## Supplied entries

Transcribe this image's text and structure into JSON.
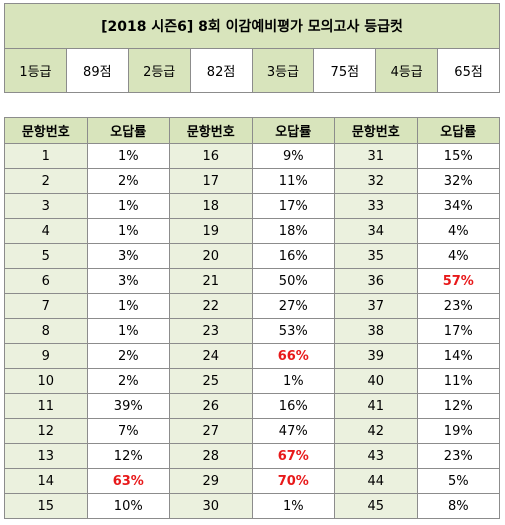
{
  "title": "[2018 시즌6] 8회 이감예비평가 모의고사 등급컷",
  "grade_cuts": [
    {
      "grade": "1등급",
      "score": "89점"
    },
    {
      "grade": "2등급",
      "score": "82점"
    },
    {
      "grade": "3등급",
      "score": "75점"
    },
    {
      "grade": "4등급",
      "score": "65점"
    }
  ],
  "table": {
    "headers": [
      "문항번호",
      "오답률",
      "문항번호",
      "오답률",
      "문항번호",
      "오답률"
    ],
    "rows": [
      [
        {
          "n": "1",
          "r": "1%"
        },
        {
          "n": "16",
          "r": "9%"
        },
        {
          "n": "31",
          "r": "15%"
        }
      ],
      [
        {
          "n": "2",
          "r": "2%"
        },
        {
          "n": "17",
          "r": "11%"
        },
        {
          "n": "32",
          "r": "32%"
        }
      ],
      [
        {
          "n": "3",
          "r": "1%"
        },
        {
          "n": "18",
          "r": "17%"
        },
        {
          "n": "33",
          "r": "34%"
        }
      ],
      [
        {
          "n": "4",
          "r": "1%"
        },
        {
          "n": "19",
          "r": "18%"
        },
        {
          "n": "34",
          "r": "4%"
        }
      ],
      [
        {
          "n": "5",
          "r": "3%"
        },
        {
          "n": "20",
          "r": "16%"
        },
        {
          "n": "35",
          "r": "4%"
        }
      ],
      [
        {
          "n": "6",
          "r": "3%"
        },
        {
          "n": "21",
          "r": "50%"
        },
        {
          "n": "36",
          "r": "57%",
          "hi": true
        }
      ],
      [
        {
          "n": "7",
          "r": "1%"
        },
        {
          "n": "22",
          "r": "27%"
        },
        {
          "n": "37",
          "r": "23%"
        }
      ],
      [
        {
          "n": "8",
          "r": "1%"
        },
        {
          "n": "23",
          "r": "53%"
        },
        {
          "n": "38",
          "r": "17%"
        }
      ],
      [
        {
          "n": "9",
          "r": "2%"
        },
        {
          "n": "24",
          "r": "66%",
          "hi": true
        },
        {
          "n": "39",
          "r": "14%"
        }
      ],
      [
        {
          "n": "10",
          "r": "2%"
        },
        {
          "n": "25",
          "r": "1%"
        },
        {
          "n": "40",
          "r": "11%"
        }
      ],
      [
        {
          "n": "11",
          "r": "39%"
        },
        {
          "n": "26",
          "r": "16%"
        },
        {
          "n": "41",
          "r": "12%"
        }
      ],
      [
        {
          "n": "12",
          "r": "7%"
        },
        {
          "n": "27",
          "r": "47%"
        },
        {
          "n": "42",
          "r": "19%"
        }
      ],
      [
        {
          "n": "13",
          "r": "12%"
        },
        {
          "n": "28",
          "r": "67%",
          "hi": true
        },
        {
          "n": "43",
          "r": "23%"
        }
      ],
      [
        {
          "n": "14",
          "r": "63%",
          "hi": true
        },
        {
          "n": "29",
          "r": "70%",
          "hi": true
        },
        {
          "n": "44",
          "r": "5%"
        }
      ],
      [
        {
          "n": "15",
          "r": "10%"
        },
        {
          "n": "30",
          "r": "1%"
        },
        {
          "n": "45",
          "r": "8%"
        }
      ]
    ]
  },
  "colors": {
    "header_green": "#d8e4bc",
    "number_cell_green": "#ebf1de",
    "highlight_red": "#e8191a"
  }
}
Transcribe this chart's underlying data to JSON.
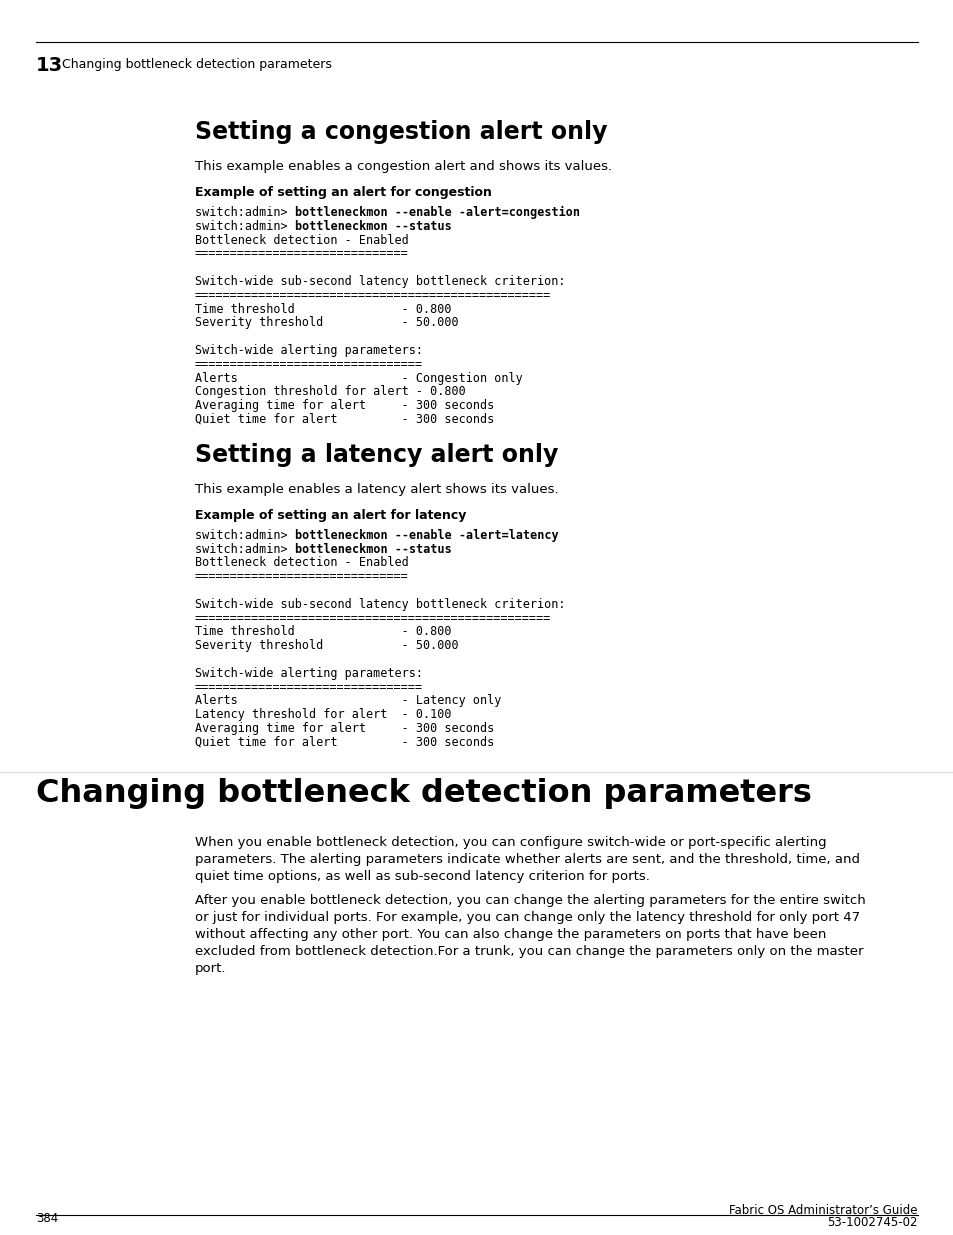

## Task directions
Repeat each entry above word for word, leaving every picture out.

## Solution
Transcribe this image's text and structure into JSON.
{
  "title": "[2018 시즌6] 8회 이감예비평가 모의고사 등급컷",
  "grade_cuts": [
    {
      "grade": "1등급",
      "score": "89점"
    },
    {
      "grade": "2등급",
      "score": "82점"
    },
    {
      "grade": "3등급",
      "score": "75점"
    },
    {
      "grade": "4등급",
      "score": "65점"
    }
  ],
  "table": {
    "headers": [
      "문항번호",
      "오답률",
      "문항번호",
      "오답률",
      "문항번호",
      "오답률"
    ],
    "rows": [
      [
        {
          "n": "1",
          "r": "1%"
        },
        {
          "n": "16",
          "r": "9%"
        },
        {
          "n": "31",
          "r": "15%"
        }
      ],
      [
        {
          "n": "2",
          "r": "2%"
        },
        {
          "n": "17",
          "r": "11%"
        },
        {
          "n": "32",
          "r": "32%"
        }
      ],
      [
        {
          "n": "3",
          "r": "1%"
        },
        {
          "n": "18",
          "r": "17%"
        },
        {
          "n": "33",
          "r": "34%"
        }
      ],
      [
        {
          "n": "4",
          "r": "1%"
        },
        {
          "n": "19",
          "r": "18%"
        },
        {
          "n": "34",
          "r": "4%"
        }
      ],
      [
        {
          "n": "5",
          "r": "3%"
        },
        {
          "n": "20",
          "r": "16%"
        },
        {
          "n": "35",
          "r": "4%"
        }
      ],
      [
        {
          "n": "6",
          "r": "3%"
        },
        {
          "n": "21",
          "r": "50%"
        },
        {
          "n": "36",
          "r": "57%",
          "hi": true
        }
      ],
      [
        {
          "n": "7",
          "r": "1%"
        },
        {
          "n": "22",
          "r": "27%"
        },
        {
          "n": "37",
          "r": "23%"
        }
      ],
      [
        {
          "n": "8",
          "r": "1%"
        },
        {
          "n": "23",
          "r": "53%"
        },
        {
          "n": "38",
          "r": "17%"
        }
      ],
      [
        {
          "n": "9",
          "r": "2%"
        },
        {
          "n": "24",
          "r": "66%",
          "hi": true
        },
        {
          "n": "39",
          "r": "14%"
        }
      ],
      [
        {
          "n": "10",
          "r": "2%"
        },
        {
          "n": "25",
          "r": "1%"
        },
        {
          "n": "40",
          "r": "11%"
        }
      ],
      [
        {
          "n": "11",
          "r": "39%"
        },
        {
          "n": "26",
          "r": "16%"
        },
        {
          "n": "41",
          "r": "12%"
        }
      ],
      [
        {
          "n": "12",
          "r": "7%"
        },
        {
          "n": "27",
          "r": "47%"
        },
        {
          "n": "42",
          "r": "19%"
        }
      ],
      [
        {
          "n": "13",
          "r": "12%"
        },
        {
          "n": "28",
          "r": "67%",
          "hi": true
        },
        {
          "n": "43",
          "r": "23%"
        }
      ],
      [
        {
          "n": "14",
          "r": "63%",
          "hi": true
        },
        {
          "n": "29",
          "r": "70%",
          "hi": true
        },
        {
          "n": "44",
          "r": "5%"
        }
      ],
      [
        {
          "n": "15",
          "r": "10%"
        },
        {
          "n": "30",
          "r": "1%"
        },
        {
          "n": "45",
          "r": "8%"
        }
      ]
    ]
  },
  "colors": {
    "header_green": "#d8e4bc",
    "number_cell_green": "#ebf1de",
    "highlight_red": "#e8191a"
  }
}
Transcribe this chart's underlying data to JSON.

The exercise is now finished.